Document section →
^^^^^^^^^^^^^^^^

Rare Chaplin Scenes in Downtown Los Angeles

The Wiley B. Allen Co. sign appears beneath the window.

In my book Silent Traces, I explain how during His Musical Career (1914) Charlie Chaplin and Mack Swain play piano movers who filmed scenes in front of an actual piano store, the Wiley B. Allen Co., located at 416 – 418 South Broadway.  The shop window reflects the distinctive window pattern of the extant (although severely truncated) Grant Building across the street located on the northwest corner of Fourth and Broadway (see pages 47-48).

Thanks to the sharp imagery of the new Chaplin at Keystone DVD Collection from Flicker Alley, we are now privy to a bit of early movie magic.  Although the piano shop appearing in the film stood at Broadway near 4th, the next shot of Charlie and Mack loading up the wagon, presumably in front of the same shop, was filmed five blocks away, on 9th Street looking east towards Main Street, and the Tom Mack Café and the Marsh Strong Building, which both appear in Chaplin’s prior film The New Janitor (1914).

^^^^^^^^^^^^^^^^

Set problem →
From the article on Chaplin's downtown Los Angeles scenes, quote the passage that opens with the words containing "Rare Chaplin Scenes" and closes with "(see pages 47-48).". You can complete this without using the records.

[Layout coordinate data]
^^^^^^^^^^^^^^^^

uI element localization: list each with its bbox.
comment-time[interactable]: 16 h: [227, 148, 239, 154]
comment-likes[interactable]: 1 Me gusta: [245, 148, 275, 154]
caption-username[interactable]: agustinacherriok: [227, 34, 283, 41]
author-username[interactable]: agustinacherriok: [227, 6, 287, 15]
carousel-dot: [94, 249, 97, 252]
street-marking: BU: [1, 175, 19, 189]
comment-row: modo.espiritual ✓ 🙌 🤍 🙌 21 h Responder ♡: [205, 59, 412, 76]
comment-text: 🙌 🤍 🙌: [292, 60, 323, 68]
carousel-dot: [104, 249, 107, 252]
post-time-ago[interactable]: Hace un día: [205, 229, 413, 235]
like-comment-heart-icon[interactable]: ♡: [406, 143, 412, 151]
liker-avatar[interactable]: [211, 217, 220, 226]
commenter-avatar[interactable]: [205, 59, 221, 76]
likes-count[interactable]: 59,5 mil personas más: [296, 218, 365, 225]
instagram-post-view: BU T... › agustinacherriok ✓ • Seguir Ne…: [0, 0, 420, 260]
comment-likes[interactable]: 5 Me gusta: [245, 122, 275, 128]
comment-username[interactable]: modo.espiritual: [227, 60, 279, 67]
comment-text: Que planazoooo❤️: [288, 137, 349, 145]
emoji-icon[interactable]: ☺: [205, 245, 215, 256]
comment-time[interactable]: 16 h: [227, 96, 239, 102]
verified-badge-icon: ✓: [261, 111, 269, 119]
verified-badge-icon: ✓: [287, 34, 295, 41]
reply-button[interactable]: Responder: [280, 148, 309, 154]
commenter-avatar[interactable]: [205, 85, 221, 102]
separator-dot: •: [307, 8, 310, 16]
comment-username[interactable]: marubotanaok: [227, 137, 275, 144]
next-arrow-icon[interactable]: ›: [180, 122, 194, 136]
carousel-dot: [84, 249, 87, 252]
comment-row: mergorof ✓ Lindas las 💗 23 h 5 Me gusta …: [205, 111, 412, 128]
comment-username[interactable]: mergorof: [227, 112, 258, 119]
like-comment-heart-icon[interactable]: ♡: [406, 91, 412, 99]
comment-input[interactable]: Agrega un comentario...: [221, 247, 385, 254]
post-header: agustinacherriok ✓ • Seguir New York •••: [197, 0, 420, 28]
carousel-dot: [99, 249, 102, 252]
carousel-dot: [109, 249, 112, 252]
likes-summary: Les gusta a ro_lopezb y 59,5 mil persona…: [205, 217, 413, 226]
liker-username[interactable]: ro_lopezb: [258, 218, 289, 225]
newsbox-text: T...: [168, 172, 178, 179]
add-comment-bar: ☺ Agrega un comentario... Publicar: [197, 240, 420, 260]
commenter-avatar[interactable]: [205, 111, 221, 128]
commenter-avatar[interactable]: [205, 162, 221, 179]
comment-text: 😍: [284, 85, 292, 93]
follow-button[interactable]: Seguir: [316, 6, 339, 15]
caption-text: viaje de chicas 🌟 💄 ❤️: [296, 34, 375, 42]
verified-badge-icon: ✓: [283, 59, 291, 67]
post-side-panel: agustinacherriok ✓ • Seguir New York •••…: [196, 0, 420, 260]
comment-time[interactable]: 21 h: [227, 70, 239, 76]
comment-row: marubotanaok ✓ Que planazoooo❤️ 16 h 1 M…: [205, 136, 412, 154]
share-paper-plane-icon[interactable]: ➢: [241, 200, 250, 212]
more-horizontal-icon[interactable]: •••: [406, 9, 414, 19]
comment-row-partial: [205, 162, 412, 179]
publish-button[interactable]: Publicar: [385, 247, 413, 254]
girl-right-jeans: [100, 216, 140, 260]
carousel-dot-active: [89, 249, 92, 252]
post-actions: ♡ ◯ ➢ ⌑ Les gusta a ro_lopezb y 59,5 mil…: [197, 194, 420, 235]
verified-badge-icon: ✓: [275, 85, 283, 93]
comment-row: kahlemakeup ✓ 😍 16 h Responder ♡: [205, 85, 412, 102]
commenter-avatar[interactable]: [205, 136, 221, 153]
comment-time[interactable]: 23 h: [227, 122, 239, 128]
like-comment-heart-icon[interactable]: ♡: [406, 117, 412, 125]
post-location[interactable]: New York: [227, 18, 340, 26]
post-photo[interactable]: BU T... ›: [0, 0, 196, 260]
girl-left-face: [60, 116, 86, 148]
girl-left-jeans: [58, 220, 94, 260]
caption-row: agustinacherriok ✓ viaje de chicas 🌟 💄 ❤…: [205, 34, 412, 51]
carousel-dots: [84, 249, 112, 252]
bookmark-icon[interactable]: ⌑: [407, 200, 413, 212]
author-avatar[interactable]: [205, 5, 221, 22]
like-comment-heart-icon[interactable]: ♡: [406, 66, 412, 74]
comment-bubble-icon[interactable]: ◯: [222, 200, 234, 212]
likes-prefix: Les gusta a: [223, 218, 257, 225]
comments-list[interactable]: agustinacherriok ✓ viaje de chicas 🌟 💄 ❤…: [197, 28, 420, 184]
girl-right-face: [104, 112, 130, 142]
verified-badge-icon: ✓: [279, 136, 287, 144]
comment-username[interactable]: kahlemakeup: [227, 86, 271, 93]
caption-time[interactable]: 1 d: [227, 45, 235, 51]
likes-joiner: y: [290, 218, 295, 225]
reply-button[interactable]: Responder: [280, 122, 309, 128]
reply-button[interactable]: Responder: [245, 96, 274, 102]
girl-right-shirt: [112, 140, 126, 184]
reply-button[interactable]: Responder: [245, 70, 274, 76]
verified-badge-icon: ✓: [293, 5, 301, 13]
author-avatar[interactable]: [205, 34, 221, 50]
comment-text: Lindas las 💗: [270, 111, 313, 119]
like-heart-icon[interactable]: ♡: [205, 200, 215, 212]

^^^^^^^^^^^^^^^^

Result for this exercise →
Rare Chaplin Scenes in Downtown Los Angeles

The Wiley B. Allen Co. sign appears beneath the window.

In my book Silent Traces, I explain how during His Musical Career (1914) Charlie Chaplin and Mack Swain play piano movers who filmed scenes in front of an actual piano store, the Wiley B. Allen Co., located at 416 – 418 South Broadway.  The shop window reflects the distinctive window pattern of the extant (although severely truncated) Grant Building across the street located on the northwest corner of Fourth and Broadway (see pages 47-48).